- [What this task involves]
Output each entry that follows exactly. Images stay out.

[Rows from a figure dataset]
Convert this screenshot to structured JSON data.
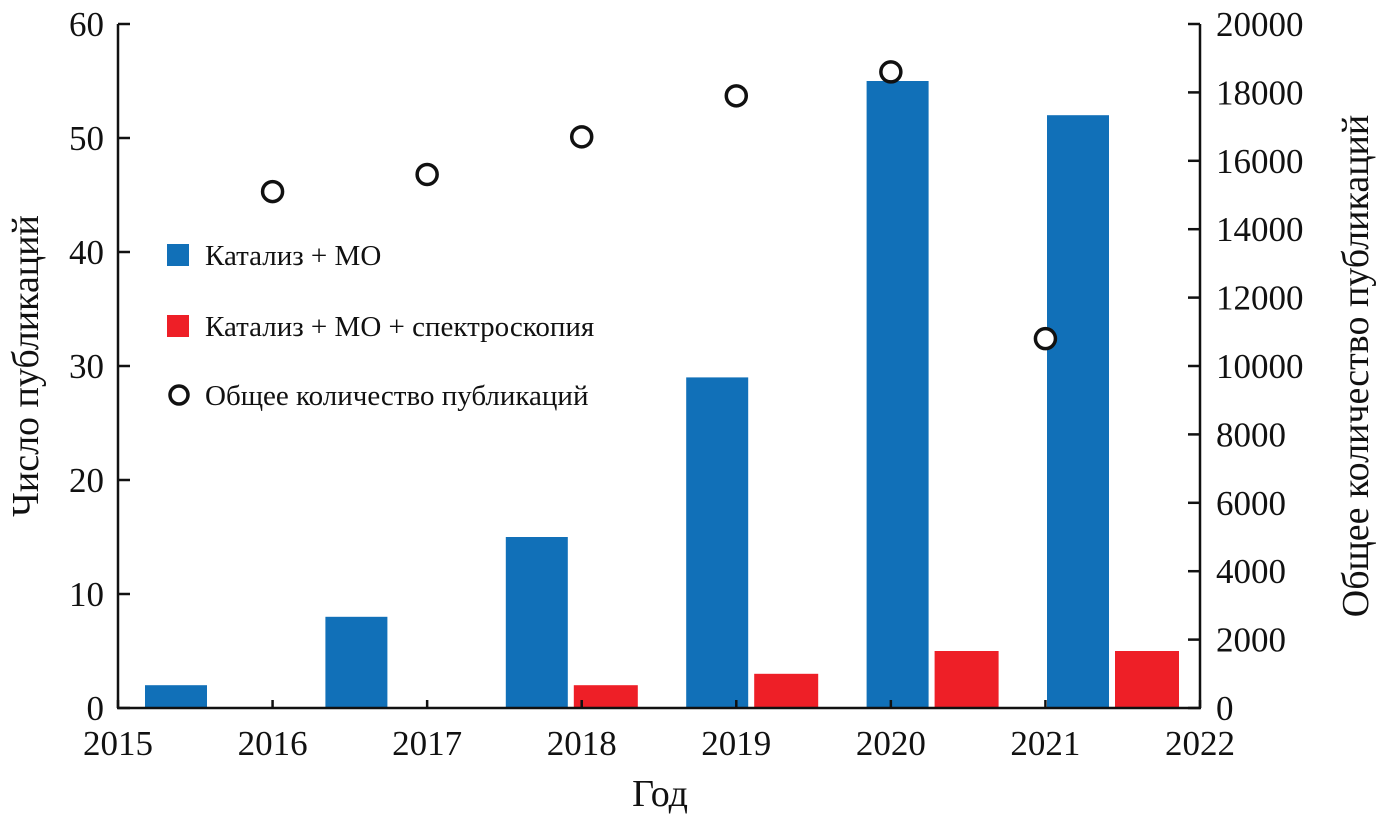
{
  "chart_data": {
    "type": "bar",
    "xlabel": "Год",
    "ylabel": "Число публикаций",
    "y2label": "Общее количество публикаций",
    "categories": [
      "2016",
      "2017",
      "2018",
      "2019",
      "2020",
      "2021"
    ],
    "xlim": [
      2015,
      2022
    ],
    "xticks": [
      "2015",
      "2016",
      "2017",
      "2018",
      "2019",
      "2020",
      "2021",
      "2022"
    ],
    "ylim": [
      0,
      60
    ],
    "yticks": [
      "0",
      "10",
      "20",
      "30",
      "40",
      "50",
      "60"
    ],
    "y2lim": [
      0,
      20000
    ],
    "y2ticks": [
      "0",
      "2000",
      "4000",
      "6000",
      "8000",
      "10000",
      "12000",
      "14000",
      "16000",
      "18000",
      "20000"
    ],
    "grid": false,
    "legend_position": "left-middle",
    "series": [
      {
        "name": "Катализ + МО",
        "type": "bar",
        "axis": "left",
        "color": "#1170b8",
        "values": [
          2,
          8,
          15,
          29,
          55,
          52
        ]
      },
      {
        "name": "Катализ + МО + спектроскопия",
        "type": "bar",
        "axis": "left",
        "color": "#ee1f27",
        "values": [
          0,
          0,
          2,
          3,
          5,
          5
        ]
      },
      {
        "name": "Общее количество публикаций",
        "type": "scatter",
        "axis": "right",
        "color": "#111111",
        "x": [
          2016,
          2017,
          2018,
          2019,
          2020,
          2021
        ],
        "values": [
          15100,
          15600,
          16700,
          17900,
          18600,
          10800
        ]
      }
    ]
  }
}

- [Solution for this exercise]
Convert this screenshot to structured JSON data.
{
  "chart_data": {
    "type": "bar",
    "xlabel": "Год",
    "ylabel": "Число публикаций",
    "y2label": "Общее количество публикаций",
    "categories": [
      "2016",
      "2017",
      "2018",
      "2019",
      "2020",
      "2021"
    ],
    "xlim": [
      2015,
      2022
    ],
    "xticks": [
      "2015",
      "2016",
      "2017",
      "2018",
      "2019",
      "2020",
      "2021",
      "2022"
    ],
    "ylim": [
      0,
      60
    ],
    "yticks": [
      "0",
      "10",
      "20",
      "30",
      "40",
      "50",
      "60"
    ],
    "y2lim": [
      0,
      20000
    ],
    "y2ticks": [
      "0",
      "2000",
      "4000",
      "6000",
      "8000",
      "10000",
      "12000",
      "14000",
      "16000",
      "18000",
      "20000"
    ],
    "grid": false,
    "legend_position": "left-middle",
    "series": [
      {
        "name": "Катализ + МО",
        "type": "bar",
        "axis": "left",
        "color": "#1170b8",
        "values": [
          2,
          8,
          15,
          29,
          55,
          52
        ]
      },
      {
        "name": "Катализ + МО + спектроскопия",
        "type": "bar",
        "axis": "left",
        "color": "#ee1f27",
        "values": [
          0,
          0,
          2,
          3,
          5,
          5
        ]
      },
      {
        "name": "Общее количество публикаций",
        "type": "scatter",
        "axis": "right",
        "color": "#111111",
        "x": [
          2016,
          2017,
          2018,
          2019,
          2020,
          2021
        ],
        "values": [
          15100,
          15600,
          16700,
          17900,
          18600,
          10800
        ]
      }
    ]
  }
}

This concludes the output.